TO BE DONE
Check every line of the entries below for the word "据此完成", and copy the ones that have it.

Stored data:
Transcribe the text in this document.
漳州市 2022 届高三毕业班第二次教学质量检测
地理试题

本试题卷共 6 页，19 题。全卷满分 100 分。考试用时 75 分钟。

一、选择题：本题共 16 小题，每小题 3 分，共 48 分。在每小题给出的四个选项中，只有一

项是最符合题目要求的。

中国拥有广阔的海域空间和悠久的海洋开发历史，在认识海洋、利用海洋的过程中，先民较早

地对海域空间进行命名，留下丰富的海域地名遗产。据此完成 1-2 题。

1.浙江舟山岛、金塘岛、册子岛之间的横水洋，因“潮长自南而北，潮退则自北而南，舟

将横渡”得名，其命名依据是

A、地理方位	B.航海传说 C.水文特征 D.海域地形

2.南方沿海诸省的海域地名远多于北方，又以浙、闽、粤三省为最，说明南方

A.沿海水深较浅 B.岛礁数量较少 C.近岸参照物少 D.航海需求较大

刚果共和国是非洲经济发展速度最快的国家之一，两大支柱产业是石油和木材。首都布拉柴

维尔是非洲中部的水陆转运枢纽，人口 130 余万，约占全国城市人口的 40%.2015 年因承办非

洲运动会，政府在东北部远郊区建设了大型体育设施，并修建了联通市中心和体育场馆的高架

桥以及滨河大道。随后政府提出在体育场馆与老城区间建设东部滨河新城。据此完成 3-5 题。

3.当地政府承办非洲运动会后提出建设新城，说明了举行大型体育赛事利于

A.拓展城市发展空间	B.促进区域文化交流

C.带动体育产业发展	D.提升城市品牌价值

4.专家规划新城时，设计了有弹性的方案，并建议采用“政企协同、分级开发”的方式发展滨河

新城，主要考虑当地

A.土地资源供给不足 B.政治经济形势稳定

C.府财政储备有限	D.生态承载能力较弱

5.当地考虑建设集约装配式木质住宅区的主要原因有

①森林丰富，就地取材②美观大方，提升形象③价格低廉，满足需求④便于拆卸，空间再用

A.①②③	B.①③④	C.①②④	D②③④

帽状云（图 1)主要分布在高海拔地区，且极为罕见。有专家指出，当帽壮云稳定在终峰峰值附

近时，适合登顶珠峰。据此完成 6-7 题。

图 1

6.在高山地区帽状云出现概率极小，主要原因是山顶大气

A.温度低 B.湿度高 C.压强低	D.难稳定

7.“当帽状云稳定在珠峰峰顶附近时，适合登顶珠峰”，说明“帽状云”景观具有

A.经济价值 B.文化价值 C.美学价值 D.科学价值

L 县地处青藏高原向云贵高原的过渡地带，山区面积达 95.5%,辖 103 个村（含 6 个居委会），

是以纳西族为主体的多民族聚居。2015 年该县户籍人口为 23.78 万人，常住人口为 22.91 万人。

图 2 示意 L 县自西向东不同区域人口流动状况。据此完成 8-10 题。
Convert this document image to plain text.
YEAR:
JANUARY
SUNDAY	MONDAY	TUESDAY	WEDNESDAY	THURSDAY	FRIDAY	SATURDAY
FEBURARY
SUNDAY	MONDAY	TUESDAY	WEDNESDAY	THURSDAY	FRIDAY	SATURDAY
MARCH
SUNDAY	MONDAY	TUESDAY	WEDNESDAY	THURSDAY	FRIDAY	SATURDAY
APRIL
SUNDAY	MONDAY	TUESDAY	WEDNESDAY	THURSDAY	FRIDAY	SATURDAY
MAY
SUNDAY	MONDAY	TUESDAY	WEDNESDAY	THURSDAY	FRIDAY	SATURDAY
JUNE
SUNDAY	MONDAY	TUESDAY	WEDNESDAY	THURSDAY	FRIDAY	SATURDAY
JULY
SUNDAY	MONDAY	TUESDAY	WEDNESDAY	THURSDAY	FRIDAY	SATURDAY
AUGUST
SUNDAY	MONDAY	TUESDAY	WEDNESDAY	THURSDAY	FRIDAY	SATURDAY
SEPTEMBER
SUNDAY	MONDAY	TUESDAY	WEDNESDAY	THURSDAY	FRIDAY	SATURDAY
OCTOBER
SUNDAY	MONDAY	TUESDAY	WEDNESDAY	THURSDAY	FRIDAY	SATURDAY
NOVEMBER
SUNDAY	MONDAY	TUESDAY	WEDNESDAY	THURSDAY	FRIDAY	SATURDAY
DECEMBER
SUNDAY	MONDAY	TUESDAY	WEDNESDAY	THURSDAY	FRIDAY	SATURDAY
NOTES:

ANSWER IN FULL
地对海域空间进行命名，留下丰富的海域地名遗产。据此完成 1-2 题。
桥以及滨河大道。随后政府提出在体育场馆与老城区间建设东部滨河新城。据此完成 3-5 题。
近时，适合登顶珠峰。据此完成 6-7 题。
图 2 示意 L 县自西向东不同区域人口流动状况。据此完成 8-10 题。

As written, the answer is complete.